## EXERCISE DESCRIPTION
Count every line that has the word "source". Give the number, without anything more.

--- BEGIN GIVEN ENTRIES ---

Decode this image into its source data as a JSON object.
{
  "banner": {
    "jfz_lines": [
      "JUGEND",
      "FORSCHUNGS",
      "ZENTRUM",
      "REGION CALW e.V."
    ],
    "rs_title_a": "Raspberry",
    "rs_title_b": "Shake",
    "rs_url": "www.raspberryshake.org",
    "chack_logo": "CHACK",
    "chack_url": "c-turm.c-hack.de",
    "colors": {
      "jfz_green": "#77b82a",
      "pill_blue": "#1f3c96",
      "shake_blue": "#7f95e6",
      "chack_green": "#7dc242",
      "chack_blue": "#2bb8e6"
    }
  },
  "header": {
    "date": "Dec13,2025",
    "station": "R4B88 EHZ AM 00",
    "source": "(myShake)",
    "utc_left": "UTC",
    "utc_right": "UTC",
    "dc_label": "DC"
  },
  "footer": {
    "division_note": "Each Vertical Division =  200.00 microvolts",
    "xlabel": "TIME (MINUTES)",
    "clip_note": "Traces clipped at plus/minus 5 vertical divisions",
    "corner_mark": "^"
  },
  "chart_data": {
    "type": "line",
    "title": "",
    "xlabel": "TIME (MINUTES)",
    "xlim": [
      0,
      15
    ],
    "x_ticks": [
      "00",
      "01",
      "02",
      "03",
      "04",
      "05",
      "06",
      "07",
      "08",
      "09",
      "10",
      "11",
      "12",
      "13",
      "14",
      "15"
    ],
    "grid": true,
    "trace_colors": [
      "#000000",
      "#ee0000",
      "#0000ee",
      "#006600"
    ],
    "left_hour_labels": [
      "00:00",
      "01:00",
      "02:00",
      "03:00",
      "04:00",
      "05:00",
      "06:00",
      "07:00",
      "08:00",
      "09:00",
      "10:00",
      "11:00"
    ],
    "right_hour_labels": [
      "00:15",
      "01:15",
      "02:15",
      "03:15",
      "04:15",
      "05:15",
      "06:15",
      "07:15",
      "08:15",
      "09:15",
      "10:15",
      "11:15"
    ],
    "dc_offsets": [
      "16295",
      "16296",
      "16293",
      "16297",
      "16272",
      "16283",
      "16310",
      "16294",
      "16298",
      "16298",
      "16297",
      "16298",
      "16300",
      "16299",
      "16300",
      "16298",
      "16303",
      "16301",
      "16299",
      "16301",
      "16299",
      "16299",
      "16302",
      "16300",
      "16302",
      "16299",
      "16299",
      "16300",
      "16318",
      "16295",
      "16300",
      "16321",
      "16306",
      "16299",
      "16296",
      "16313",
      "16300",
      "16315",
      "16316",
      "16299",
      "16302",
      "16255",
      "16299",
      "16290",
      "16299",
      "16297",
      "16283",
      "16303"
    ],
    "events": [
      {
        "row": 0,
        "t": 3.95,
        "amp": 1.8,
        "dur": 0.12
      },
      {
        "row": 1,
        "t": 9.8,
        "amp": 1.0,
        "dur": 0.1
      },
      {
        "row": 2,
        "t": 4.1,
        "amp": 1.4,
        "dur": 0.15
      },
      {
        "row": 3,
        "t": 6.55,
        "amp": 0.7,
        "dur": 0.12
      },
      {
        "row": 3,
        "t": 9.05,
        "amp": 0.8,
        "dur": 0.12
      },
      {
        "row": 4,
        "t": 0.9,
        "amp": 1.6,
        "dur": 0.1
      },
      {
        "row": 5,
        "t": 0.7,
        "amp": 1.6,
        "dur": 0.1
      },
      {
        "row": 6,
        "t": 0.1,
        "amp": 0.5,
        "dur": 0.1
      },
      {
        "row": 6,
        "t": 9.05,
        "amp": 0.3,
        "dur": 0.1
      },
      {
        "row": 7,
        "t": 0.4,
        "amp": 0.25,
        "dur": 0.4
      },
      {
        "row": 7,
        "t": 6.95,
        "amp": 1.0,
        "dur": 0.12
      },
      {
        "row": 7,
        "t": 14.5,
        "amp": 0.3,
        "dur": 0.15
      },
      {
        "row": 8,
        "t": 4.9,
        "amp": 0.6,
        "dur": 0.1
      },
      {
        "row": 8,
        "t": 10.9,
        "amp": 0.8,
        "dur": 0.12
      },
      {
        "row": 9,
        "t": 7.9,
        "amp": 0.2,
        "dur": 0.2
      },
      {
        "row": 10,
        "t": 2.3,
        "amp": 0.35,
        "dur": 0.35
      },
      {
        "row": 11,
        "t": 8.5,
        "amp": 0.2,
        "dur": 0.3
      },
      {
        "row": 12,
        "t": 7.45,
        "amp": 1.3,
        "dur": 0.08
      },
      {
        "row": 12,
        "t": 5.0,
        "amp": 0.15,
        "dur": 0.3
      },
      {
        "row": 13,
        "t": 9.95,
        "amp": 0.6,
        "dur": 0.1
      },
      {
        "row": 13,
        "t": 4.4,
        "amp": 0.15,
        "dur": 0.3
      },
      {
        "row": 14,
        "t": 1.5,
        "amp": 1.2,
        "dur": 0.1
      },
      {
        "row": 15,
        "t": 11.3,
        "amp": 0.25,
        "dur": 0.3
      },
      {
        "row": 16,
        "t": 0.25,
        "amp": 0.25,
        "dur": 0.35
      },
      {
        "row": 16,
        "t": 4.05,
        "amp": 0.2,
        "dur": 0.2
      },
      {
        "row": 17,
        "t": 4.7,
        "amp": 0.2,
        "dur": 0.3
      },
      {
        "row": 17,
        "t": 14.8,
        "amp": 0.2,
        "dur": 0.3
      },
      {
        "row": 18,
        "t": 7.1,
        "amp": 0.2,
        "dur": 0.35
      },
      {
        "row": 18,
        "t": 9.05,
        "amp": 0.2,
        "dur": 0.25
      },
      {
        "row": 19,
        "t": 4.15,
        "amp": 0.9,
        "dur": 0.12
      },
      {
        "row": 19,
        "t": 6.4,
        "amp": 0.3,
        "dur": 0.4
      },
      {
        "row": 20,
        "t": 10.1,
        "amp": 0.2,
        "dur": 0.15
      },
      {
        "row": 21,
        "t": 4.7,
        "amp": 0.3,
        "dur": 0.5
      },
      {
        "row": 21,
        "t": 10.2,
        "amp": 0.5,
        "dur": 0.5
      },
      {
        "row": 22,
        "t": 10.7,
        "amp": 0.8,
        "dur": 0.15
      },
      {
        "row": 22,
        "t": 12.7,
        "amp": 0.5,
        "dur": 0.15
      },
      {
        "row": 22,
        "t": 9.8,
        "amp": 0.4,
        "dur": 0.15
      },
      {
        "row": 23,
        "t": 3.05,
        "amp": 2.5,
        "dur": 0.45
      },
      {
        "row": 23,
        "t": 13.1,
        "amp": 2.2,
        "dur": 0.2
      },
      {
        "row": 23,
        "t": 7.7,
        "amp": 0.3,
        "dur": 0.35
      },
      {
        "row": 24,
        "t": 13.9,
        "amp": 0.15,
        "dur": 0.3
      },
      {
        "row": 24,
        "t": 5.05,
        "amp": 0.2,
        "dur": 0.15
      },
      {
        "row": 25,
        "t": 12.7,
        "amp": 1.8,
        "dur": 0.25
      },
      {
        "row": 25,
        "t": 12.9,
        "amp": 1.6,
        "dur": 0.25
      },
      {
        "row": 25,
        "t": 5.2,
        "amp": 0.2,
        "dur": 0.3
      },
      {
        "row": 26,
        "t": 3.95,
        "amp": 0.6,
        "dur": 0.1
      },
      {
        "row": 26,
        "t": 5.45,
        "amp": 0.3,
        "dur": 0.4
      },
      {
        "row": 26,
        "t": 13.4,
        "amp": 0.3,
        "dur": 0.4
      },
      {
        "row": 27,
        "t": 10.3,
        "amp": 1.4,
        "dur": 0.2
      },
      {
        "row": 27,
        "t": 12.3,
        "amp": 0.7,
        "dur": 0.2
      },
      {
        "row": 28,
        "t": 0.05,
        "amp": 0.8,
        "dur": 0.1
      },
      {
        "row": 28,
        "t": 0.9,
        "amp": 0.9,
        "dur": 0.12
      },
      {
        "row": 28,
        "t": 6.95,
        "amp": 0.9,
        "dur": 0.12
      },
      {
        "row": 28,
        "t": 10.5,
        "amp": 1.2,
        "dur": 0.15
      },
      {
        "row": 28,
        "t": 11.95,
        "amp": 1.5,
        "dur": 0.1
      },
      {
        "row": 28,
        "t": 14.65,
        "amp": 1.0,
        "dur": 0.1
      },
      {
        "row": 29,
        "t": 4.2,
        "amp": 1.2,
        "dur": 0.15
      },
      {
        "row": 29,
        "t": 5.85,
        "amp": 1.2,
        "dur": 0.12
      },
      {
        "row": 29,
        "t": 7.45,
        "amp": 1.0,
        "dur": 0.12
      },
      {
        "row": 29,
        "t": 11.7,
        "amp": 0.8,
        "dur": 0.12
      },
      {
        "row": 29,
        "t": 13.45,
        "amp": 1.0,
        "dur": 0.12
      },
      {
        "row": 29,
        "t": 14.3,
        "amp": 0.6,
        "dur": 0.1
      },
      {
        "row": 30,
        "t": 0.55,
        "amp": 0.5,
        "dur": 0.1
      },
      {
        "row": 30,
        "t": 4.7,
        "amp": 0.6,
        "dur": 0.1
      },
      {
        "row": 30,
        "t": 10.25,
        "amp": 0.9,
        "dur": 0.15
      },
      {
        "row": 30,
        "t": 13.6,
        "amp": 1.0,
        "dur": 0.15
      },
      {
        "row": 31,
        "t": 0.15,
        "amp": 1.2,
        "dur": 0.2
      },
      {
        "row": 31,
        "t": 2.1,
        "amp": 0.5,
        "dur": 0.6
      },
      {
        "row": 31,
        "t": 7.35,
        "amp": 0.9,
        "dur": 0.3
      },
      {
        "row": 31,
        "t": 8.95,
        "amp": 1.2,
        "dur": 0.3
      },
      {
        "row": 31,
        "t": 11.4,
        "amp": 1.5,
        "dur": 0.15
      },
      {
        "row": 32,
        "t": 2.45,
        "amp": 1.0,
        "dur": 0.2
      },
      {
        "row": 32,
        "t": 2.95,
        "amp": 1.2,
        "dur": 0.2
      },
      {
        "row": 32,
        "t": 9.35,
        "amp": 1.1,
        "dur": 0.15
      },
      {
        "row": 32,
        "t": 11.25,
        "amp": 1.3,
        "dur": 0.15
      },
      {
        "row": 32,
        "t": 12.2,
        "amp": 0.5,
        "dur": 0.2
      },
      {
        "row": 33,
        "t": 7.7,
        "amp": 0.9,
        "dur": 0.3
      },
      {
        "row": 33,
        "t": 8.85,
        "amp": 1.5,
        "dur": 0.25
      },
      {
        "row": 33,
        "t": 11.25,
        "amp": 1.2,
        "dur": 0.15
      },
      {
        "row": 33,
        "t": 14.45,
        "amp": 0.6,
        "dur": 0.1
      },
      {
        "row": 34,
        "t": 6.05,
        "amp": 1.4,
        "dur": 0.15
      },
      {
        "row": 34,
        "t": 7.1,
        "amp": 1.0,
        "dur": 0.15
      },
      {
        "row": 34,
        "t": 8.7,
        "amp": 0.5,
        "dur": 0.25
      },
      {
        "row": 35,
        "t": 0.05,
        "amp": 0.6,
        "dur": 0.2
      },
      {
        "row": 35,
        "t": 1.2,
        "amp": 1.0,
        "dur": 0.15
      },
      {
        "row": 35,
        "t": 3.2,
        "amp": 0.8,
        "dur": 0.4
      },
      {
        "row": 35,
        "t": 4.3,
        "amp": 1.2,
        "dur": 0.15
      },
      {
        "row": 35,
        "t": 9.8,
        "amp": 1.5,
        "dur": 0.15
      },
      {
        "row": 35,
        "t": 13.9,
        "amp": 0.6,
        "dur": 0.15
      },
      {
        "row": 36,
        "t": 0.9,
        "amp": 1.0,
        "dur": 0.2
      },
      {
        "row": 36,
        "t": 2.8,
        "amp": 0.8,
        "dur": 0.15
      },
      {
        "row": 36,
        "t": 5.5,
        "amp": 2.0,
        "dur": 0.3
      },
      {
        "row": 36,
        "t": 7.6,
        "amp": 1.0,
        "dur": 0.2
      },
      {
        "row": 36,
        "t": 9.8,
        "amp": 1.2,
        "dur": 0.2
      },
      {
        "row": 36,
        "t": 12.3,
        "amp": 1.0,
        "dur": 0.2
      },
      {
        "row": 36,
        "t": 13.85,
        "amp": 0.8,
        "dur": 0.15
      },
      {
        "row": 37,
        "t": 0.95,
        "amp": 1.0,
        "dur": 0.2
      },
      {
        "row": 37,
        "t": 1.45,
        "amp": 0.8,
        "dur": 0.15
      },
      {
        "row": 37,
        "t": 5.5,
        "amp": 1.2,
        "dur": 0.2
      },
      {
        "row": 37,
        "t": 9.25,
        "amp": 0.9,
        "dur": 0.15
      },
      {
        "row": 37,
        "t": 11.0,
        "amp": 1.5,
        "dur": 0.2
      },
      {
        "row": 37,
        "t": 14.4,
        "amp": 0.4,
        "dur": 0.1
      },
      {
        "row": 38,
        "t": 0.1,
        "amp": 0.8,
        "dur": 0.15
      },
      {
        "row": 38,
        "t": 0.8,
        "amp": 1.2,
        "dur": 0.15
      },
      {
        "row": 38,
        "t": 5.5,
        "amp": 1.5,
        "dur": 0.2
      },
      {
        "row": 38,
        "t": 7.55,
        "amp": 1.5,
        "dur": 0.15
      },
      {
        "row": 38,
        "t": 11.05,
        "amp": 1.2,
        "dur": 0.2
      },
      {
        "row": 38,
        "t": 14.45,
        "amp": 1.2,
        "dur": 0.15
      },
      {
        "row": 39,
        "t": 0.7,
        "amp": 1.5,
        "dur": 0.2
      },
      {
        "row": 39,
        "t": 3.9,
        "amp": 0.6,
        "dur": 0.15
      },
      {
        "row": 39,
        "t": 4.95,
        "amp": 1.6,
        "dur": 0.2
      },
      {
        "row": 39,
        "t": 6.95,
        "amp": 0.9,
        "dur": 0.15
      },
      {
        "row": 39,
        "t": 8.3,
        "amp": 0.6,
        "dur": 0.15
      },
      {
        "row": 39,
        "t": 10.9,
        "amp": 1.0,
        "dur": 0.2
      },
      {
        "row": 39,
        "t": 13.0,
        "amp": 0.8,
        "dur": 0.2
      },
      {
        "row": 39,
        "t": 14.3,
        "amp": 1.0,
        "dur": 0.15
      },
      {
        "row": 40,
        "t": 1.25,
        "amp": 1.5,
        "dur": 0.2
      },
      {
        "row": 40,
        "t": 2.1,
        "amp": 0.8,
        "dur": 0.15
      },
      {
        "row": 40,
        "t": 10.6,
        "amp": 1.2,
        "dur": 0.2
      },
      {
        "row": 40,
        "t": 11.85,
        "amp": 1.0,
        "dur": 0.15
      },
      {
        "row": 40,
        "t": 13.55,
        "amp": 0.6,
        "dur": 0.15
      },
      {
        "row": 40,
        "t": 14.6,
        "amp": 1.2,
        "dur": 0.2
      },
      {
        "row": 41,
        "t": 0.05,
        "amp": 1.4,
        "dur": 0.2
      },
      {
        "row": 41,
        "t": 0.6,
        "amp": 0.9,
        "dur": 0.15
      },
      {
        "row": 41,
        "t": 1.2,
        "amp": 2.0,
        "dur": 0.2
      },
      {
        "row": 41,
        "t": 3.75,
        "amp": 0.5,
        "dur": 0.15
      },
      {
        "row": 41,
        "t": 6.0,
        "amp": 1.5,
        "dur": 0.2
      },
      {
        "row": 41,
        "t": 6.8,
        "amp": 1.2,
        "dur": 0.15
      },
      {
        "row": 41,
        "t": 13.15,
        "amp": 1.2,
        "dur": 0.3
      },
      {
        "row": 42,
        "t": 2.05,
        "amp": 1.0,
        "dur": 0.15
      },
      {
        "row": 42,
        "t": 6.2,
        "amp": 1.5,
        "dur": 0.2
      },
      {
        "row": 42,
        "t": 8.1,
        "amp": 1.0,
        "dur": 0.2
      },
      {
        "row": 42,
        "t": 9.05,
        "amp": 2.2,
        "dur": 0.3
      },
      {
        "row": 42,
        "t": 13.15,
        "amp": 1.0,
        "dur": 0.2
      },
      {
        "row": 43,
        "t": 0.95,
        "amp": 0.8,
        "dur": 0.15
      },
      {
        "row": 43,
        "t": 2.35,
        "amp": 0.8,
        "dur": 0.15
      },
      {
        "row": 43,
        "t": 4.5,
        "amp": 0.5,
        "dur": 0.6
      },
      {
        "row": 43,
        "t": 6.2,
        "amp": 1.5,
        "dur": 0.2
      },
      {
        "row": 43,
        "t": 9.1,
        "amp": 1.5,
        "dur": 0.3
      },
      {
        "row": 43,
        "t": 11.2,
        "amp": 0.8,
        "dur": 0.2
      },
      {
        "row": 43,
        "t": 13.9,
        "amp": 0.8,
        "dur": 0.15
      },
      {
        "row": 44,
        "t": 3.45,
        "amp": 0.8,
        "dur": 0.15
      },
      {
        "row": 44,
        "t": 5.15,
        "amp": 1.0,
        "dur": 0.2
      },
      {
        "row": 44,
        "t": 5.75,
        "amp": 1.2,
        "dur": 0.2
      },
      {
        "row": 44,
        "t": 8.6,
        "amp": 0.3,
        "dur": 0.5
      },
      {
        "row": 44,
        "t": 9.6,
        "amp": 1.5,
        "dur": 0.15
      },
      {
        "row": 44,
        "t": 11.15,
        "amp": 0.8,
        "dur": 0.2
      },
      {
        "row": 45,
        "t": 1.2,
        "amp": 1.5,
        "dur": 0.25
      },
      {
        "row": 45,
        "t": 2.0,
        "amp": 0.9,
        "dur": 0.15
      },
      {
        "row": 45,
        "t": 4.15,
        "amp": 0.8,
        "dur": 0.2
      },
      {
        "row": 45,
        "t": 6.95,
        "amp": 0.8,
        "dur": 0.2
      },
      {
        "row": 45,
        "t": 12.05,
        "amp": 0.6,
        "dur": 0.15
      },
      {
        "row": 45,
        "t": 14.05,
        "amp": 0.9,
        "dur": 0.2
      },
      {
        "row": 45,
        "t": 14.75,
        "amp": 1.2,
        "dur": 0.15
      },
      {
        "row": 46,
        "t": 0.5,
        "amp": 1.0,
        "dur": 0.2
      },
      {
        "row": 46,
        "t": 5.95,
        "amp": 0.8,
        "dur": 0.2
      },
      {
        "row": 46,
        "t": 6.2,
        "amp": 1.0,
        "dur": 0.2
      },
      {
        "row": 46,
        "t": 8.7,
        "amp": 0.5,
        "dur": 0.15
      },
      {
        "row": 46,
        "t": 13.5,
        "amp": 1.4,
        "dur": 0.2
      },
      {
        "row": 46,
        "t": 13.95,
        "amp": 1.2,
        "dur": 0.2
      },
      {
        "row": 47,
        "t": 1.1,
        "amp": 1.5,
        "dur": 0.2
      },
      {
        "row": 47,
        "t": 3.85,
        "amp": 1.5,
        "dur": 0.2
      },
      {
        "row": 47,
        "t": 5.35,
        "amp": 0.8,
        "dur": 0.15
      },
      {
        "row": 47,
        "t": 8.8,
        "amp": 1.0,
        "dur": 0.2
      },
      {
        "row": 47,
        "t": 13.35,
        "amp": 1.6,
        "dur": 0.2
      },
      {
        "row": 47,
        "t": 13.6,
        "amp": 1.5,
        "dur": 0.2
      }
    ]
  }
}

--- END GIVEN ENTRIES ---

## WRITTEN REPLY
2